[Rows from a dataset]
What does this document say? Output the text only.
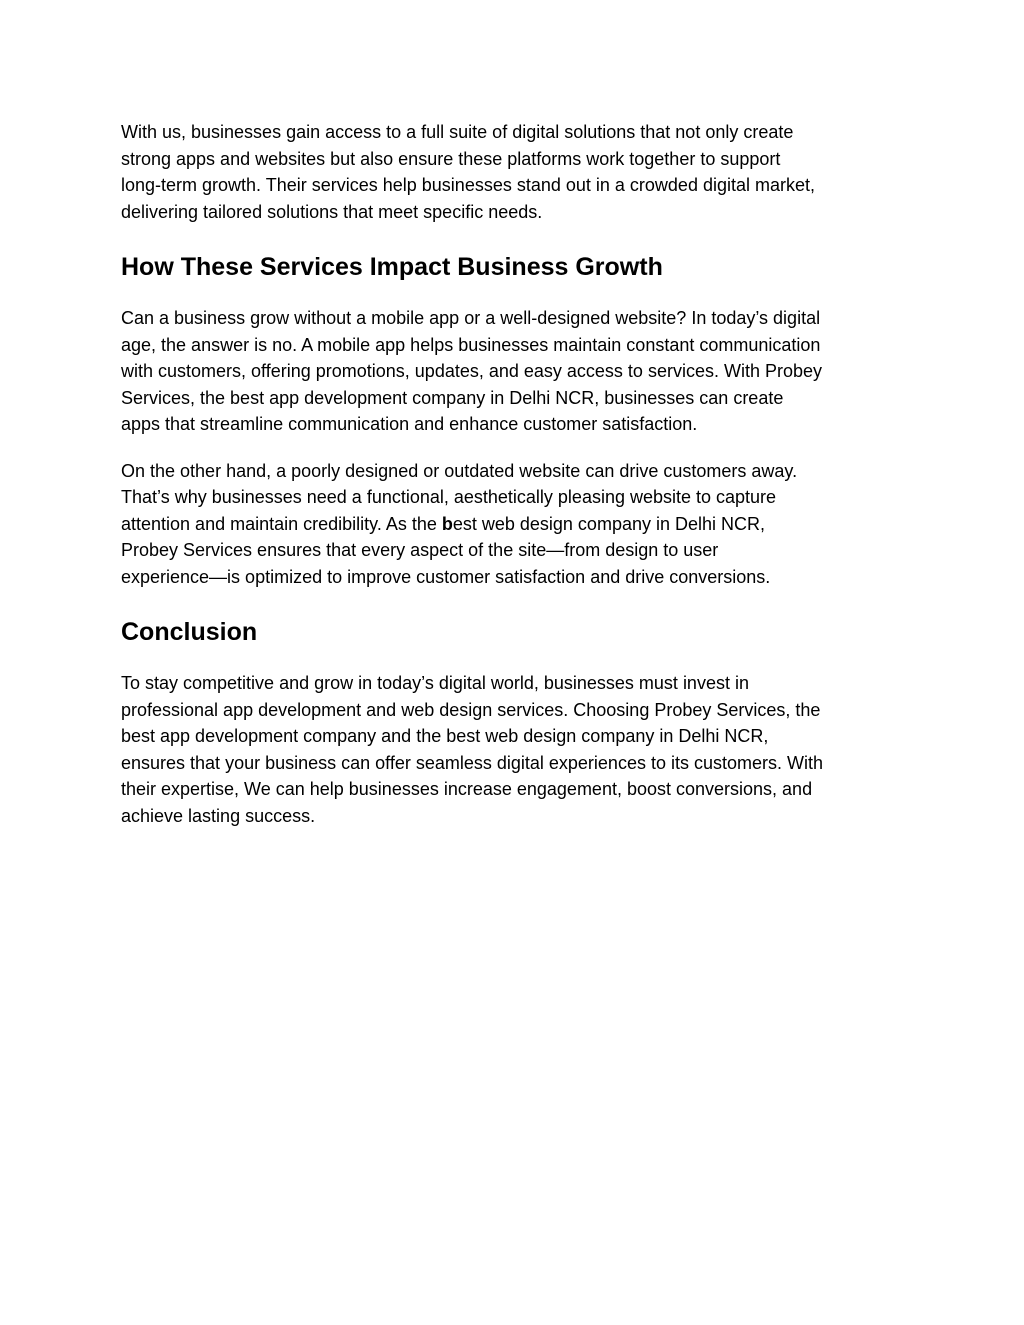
With us, businesses gain access to a full suite of digital solutions that not only create
strong apps and websites but also ensure these platforms work together to support
long-term growth. Their services help businesses stand out in a crowded digital market,
delivering tailored solutions that meet specific needs.

How These Services Impact Business Growth

Can a business grow without a mobile app or a well-designed website? In today’s digital
age, the answer is no. A mobile app helps businesses maintain constant communication
with customers, offering promotions, updates, and easy access to services. With Probey
Services, the best app development company in Delhi NCR, businesses can create
apps that streamline communication and enhance customer satisfaction.

On the other hand, a poorly designed or outdated website can drive customers away.
That’s why businesses need a functional, aesthetically pleasing website to capture
attention and maintain credibility. As the best web design company in Delhi NCR,
Probey Services ensures that every aspect of the site—from design to user
experience—is optimized to improve customer satisfaction and drive conversions.

Conclusion

To stay competitive and grow in today’s digital world, businesses must invest in
professional app development and web design services. Choosing Probey Services, the
best app development company and the best web design company in Delhi NCR,
ensures that your business can offer seamless digital experiences to its customers. With
their expertise, We can help businesses increase engagement, boost conversions, and
achieve lasting success.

EXERCISE AIM: Filter the records for lines holding the string "conversions". Copy each one.

SOLVED PROBLEM:
experience—is optimized to improve customer satisfaction and drive conversions.
their expertise, We can help businesses increase engagement, boost conversions, and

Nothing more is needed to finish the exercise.